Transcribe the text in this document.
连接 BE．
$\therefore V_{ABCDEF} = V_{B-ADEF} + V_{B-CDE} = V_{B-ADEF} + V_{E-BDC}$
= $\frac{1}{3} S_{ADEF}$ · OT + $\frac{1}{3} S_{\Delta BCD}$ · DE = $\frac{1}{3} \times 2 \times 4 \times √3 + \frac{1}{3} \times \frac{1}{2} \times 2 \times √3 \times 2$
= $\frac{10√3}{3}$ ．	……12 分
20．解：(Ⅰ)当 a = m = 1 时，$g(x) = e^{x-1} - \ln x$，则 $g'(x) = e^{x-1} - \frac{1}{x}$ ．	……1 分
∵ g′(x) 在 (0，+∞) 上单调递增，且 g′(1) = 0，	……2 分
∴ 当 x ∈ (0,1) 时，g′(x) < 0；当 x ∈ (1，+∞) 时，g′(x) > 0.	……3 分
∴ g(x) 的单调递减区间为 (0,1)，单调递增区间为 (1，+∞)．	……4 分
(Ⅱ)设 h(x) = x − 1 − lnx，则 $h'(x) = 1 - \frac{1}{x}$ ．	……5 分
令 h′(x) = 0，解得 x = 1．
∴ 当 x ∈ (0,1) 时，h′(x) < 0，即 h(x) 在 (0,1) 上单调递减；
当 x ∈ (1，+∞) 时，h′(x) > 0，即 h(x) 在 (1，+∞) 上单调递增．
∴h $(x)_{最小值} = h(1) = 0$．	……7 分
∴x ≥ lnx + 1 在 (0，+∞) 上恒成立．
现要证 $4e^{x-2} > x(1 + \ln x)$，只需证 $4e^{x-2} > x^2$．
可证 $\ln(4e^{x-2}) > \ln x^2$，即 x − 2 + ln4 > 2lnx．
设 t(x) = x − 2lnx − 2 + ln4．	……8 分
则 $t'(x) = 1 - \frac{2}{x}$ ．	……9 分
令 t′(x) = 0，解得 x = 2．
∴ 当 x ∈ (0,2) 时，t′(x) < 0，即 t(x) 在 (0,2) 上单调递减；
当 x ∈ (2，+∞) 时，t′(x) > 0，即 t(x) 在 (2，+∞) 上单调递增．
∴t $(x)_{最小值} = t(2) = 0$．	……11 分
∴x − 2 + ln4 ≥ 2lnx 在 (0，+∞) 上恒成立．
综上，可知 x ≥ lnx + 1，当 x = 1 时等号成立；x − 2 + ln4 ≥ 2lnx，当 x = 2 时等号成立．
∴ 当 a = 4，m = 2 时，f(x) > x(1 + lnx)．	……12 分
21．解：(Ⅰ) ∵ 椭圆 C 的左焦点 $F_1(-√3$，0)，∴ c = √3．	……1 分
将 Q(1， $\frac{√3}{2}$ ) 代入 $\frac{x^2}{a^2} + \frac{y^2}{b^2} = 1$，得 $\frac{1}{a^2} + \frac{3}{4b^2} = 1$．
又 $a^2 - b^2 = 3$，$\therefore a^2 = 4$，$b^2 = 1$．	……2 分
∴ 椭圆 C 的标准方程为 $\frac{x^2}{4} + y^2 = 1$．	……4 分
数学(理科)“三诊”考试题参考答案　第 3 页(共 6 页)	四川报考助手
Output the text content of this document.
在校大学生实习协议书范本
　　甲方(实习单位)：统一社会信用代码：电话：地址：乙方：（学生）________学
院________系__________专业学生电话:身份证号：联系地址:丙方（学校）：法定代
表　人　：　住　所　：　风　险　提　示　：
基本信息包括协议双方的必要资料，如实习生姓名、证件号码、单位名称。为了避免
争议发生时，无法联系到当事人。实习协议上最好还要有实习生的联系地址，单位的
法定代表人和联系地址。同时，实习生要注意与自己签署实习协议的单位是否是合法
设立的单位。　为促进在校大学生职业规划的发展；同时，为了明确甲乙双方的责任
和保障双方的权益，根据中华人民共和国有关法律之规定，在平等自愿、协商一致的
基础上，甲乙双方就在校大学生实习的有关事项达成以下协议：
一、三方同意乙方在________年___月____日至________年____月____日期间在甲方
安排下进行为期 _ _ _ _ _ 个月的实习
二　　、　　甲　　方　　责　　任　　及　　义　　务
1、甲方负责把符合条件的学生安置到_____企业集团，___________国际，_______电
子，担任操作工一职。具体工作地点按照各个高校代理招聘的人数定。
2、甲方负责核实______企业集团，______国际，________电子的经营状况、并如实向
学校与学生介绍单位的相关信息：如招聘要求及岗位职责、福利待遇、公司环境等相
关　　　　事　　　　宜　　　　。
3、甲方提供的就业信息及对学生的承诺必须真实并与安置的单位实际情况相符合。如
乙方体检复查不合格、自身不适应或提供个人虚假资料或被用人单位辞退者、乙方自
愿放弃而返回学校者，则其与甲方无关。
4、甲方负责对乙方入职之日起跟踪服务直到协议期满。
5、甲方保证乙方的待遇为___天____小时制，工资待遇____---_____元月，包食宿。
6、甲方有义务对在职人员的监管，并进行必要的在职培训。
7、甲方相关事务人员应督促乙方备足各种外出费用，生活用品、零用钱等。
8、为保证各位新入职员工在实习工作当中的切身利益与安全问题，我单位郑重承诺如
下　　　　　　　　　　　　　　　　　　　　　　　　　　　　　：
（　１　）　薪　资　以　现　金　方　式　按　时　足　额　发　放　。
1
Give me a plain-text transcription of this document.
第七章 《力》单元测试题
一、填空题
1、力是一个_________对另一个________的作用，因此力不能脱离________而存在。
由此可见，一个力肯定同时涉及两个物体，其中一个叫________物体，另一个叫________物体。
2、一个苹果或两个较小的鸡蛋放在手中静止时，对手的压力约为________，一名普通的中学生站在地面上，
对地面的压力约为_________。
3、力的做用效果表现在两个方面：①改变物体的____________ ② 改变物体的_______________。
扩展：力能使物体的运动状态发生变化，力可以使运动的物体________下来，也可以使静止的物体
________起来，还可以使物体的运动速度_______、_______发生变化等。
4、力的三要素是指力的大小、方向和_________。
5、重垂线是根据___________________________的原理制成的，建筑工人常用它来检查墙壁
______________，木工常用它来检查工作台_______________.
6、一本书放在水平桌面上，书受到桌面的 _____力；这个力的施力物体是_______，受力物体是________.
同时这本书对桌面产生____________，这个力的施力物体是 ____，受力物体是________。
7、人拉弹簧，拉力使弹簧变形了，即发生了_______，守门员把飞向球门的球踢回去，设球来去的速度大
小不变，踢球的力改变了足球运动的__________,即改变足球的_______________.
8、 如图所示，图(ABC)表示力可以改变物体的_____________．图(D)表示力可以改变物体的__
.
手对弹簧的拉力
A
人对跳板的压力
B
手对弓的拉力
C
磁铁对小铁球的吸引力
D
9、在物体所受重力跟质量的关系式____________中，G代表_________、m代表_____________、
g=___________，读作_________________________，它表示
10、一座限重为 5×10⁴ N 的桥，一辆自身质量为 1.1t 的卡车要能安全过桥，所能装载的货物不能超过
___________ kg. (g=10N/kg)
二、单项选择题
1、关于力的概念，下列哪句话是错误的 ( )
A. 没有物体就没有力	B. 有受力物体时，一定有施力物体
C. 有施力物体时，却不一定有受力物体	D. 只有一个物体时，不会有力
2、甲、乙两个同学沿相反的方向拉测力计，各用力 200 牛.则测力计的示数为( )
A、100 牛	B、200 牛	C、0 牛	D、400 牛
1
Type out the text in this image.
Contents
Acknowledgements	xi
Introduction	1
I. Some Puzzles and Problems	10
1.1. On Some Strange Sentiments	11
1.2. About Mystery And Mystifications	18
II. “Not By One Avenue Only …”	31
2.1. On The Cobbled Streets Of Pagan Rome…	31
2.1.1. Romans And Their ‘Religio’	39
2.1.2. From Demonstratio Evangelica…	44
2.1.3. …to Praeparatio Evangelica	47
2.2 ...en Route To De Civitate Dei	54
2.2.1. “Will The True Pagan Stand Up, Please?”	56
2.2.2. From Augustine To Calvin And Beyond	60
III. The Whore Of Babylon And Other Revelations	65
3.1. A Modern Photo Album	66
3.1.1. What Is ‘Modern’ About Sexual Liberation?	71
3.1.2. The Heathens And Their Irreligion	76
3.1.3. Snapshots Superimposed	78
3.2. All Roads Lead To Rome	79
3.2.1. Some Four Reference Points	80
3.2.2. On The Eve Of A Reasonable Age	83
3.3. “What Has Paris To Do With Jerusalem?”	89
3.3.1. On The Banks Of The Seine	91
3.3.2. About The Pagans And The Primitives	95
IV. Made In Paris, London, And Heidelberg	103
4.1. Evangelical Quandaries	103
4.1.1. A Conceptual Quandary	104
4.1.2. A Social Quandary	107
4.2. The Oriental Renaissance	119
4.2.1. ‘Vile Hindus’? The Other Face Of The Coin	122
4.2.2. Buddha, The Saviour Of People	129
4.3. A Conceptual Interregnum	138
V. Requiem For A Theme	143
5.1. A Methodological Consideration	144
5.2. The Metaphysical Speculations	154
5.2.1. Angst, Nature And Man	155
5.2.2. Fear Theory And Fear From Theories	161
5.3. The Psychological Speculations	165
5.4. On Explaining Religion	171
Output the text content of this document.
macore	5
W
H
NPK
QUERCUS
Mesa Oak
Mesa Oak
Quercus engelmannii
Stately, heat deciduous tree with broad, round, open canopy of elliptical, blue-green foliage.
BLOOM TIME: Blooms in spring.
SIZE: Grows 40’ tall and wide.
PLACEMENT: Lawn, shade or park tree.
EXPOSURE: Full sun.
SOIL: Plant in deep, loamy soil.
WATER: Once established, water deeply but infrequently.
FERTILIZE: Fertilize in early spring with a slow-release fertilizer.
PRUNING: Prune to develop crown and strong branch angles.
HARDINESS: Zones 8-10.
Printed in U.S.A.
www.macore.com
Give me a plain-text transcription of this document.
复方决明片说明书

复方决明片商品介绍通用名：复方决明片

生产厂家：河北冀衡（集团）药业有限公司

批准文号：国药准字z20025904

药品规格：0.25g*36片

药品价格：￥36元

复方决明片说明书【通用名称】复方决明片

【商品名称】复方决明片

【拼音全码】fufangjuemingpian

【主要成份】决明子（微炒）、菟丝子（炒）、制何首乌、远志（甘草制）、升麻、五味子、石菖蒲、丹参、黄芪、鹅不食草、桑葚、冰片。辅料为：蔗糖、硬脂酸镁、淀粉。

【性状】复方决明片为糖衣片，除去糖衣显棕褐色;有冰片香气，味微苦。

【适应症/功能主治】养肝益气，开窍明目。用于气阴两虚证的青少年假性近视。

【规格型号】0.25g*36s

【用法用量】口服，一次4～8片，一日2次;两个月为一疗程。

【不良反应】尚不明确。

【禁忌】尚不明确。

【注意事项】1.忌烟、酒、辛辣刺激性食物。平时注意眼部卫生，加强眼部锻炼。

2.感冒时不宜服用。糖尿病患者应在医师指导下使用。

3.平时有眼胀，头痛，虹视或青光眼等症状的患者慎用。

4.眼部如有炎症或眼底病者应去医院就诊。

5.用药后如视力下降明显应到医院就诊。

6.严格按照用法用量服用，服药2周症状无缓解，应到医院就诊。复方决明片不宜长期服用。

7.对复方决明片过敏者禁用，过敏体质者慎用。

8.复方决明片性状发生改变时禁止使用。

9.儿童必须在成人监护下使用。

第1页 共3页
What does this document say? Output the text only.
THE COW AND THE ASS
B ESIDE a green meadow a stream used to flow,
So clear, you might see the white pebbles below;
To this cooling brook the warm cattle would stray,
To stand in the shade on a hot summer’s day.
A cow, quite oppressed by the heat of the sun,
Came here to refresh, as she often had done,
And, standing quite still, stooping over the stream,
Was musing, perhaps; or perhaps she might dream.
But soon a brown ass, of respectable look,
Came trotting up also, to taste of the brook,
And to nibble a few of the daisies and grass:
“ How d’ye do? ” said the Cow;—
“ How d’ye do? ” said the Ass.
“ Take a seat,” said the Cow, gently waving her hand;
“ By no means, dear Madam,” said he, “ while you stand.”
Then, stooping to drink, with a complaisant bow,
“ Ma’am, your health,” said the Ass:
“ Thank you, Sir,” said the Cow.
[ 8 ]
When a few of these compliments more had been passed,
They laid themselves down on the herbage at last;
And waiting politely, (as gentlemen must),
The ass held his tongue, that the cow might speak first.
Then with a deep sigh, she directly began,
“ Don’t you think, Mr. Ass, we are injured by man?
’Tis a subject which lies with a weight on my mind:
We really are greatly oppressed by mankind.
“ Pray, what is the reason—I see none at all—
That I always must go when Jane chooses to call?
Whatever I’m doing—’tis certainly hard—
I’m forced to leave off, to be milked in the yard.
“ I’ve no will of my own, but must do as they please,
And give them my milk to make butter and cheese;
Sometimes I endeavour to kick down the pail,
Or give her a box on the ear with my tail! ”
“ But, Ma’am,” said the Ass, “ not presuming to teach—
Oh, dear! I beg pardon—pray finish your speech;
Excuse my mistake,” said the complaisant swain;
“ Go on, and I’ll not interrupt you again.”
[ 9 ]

◆ ◆ ◆ ◆ ◆ ◆ ◆

Prompt - Extract every line containing the string "Came" from the data above.

Reply -
Came here to refresh, as she often had done,
Came trotting up also, to taste of the brook,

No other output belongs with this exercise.